**Source:**
****
The Respondent in this case claimed by paragraph 10 of the Amended Statement of Claim filed, that he became dispossessed of the land in dispute in 2005 and the writ of summons was issued on 18/3/2005. Meanwhile, the Appellant relied on paragraphs 13 and 18 of his further Amended Statement of defence and his evidence that he had planted oil palms on the land since 1965.

It seems to me logically impossible for the Appellant to have dispossessed the Respondent in 1975 of a piece of land which the Respondent purchased in 1976 and surveyed in 1986.

In the instance case, the issue of Limitation of action was rightly decided at the end of the trial and there been no admission by the Respondent of the Appellant’s claim as to limitation, the learned trial Judge was right to have based his finding on limitation on his findings of facts as regards who in between the Plaintiff and the Defendant had better title.

Consequently, the learned trial Judge’s finding in the instant case that “I agree with the fact that time began to run in 2005 when the Plaintiff sought to clear the land.

He therefore acted timeously” cannot be faulted.

In this respect, I must quickly point out that the decision of the Supreme Court in the case of Alhaji Akibu & 3 Ors vs. Azeez & Anor (2003) 5 NWLR (pt. 814) 643 at 670 cited by the Appellants Counsel is not applicable to the facts and circumstances of the instant case. In that case, the Supreme Court held (per Ogundare JSC of blessed memory) at page 411 that:

“While knowledge of the true owner of land of the adverse possession of another is essential to the success of the equitable defences of laches and acquiescence, this is not material under limitation law …. ”
****
**Extracted records:**
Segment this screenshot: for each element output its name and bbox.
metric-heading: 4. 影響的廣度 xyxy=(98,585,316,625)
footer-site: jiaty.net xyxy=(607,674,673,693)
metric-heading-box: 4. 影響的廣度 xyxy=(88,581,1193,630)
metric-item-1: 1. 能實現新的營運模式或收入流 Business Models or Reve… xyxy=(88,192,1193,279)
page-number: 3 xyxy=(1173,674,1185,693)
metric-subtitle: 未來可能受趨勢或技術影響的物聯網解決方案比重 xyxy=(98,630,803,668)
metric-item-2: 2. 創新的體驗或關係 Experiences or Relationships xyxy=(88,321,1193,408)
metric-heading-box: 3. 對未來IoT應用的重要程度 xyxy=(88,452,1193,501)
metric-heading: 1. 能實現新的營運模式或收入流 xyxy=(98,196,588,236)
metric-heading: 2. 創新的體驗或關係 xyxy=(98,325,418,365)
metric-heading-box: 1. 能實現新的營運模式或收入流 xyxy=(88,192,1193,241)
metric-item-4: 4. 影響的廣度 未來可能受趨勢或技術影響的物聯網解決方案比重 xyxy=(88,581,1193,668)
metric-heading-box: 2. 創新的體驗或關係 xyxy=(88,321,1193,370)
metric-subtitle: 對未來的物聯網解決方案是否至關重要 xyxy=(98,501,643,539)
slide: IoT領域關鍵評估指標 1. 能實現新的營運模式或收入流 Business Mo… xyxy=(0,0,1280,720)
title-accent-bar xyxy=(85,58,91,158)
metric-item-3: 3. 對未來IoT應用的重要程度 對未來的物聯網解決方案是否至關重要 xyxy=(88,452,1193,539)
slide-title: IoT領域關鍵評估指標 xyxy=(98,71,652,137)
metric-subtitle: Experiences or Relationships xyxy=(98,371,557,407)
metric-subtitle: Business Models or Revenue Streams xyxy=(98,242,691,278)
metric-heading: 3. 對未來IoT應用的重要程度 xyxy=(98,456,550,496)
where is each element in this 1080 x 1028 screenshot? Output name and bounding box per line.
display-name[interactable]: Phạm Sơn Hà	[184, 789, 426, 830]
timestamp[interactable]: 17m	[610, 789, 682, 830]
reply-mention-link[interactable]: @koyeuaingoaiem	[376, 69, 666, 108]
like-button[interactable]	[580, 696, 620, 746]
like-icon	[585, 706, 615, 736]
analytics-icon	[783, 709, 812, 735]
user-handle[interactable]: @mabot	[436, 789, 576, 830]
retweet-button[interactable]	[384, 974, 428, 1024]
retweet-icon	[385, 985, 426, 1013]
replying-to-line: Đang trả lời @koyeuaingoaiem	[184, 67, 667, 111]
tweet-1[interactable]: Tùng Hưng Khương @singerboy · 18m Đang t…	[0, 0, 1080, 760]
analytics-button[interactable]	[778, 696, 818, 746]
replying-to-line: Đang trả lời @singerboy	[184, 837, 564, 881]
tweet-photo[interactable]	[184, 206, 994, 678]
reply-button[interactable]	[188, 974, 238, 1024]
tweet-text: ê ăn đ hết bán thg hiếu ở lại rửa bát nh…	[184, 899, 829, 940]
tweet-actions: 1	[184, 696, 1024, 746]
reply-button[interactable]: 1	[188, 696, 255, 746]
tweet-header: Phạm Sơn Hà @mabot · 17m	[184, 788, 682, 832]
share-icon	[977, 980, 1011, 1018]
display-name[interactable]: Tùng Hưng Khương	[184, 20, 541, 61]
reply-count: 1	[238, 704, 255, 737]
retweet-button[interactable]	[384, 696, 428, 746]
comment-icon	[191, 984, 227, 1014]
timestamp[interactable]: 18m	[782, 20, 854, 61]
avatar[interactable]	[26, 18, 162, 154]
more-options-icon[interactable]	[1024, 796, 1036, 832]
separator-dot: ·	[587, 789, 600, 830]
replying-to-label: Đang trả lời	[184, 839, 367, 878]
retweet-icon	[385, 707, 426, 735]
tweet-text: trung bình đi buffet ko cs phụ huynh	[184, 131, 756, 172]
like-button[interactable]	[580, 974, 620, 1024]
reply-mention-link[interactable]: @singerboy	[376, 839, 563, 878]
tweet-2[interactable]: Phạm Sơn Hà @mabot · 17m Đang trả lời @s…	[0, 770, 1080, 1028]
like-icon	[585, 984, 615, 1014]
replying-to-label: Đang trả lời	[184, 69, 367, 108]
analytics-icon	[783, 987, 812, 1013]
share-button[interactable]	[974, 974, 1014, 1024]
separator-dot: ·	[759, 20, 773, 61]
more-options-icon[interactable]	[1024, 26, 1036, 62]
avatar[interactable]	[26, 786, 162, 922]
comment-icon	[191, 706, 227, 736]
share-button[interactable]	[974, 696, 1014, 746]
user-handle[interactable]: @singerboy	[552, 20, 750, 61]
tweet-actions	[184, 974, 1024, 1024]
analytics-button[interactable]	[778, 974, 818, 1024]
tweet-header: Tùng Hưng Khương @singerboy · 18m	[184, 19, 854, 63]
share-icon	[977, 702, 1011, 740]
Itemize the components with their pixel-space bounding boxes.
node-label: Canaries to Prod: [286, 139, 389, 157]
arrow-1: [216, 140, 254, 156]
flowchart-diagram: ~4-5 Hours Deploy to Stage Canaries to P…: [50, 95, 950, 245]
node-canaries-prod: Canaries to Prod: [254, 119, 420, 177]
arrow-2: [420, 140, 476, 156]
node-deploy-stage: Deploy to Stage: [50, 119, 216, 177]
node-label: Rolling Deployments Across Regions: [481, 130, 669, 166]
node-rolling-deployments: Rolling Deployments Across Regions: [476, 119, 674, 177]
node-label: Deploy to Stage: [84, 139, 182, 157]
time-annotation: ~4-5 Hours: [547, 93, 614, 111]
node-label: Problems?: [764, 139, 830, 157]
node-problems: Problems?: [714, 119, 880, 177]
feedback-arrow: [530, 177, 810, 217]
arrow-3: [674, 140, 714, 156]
****
**Set task 1:**
In the land dispute judgment, since what year did the Appellant say he had planted oil palms on the land?
**Set task 2:**
Continue the land dispute judgment from its last sentence.

**Task result 1:**
1965

**Task result 2:**
In other words, a party who pleaded the defence that an action is statute-barred need not satisfy the court that the Plaintiff had knowledge of the trespass or adverse possession. The implication of the decision of the Supreme Court in Akibu vs. Azeez case (supra) is that whether is raised in limine that is under a procedure in lieu of demurrer or decided at the close of trial as in the instant case, the court is at liberty to calculate the period of limitation in arithmetical terms or determine the same from the evidence and pleadings; without any burden on the Defendant to show knowledge of the Plaintiff in relation to his (Defendant’s) adverse possession.The decision of the Supreme Court in Akibu vs. Azeez (supra) is not contrary to its earlier decision in Jallco Ltd. vs. Owoniboys Tech Services Ltd. (1995) 4 NWLR (pt.391) 634 at 547 as the learned Counsel for the Appellant would want us to believe. In Jallco Ltd. vs. Owoniboys (supra) at page 547 Hon. Justice Uthman Mohammed speaking for the Supreme Court asked the question “when does time begin to run? And answered the question thus:

“This court in the case of Fadare & Ors vs. Attorney-General of Oyo State (1982) NSCC 52 at 60 referred to the case of Board of Trade vs. Cagnes Irvine & Co. Ltd (1927) A.C.610 where it was held “Time therefore, begins to run when there is in existence a person who can sue and another who can be sued, and all facts have happened which are material to be proved to entitle the Plaintiff to succeed. It is crystal clear from the facts of this case that the Respondent had not become aware of the wrong entries on his accounts until in 1980/81. That being the case the right of action accrued when the Respondents’ demand to have his account credited was denied and refused, and this happened in 1980/81. The claim of the Respondent is not therefore statute barred.” Similarly, in the instant case, the learned trial Judge was not wrong to have held that the Respondent’s case is not statute barred as his right to action accrued in 2005 when he (Plaintiff/Respondent) sought to clear the land. Issue 1 is resolved against the Appellant.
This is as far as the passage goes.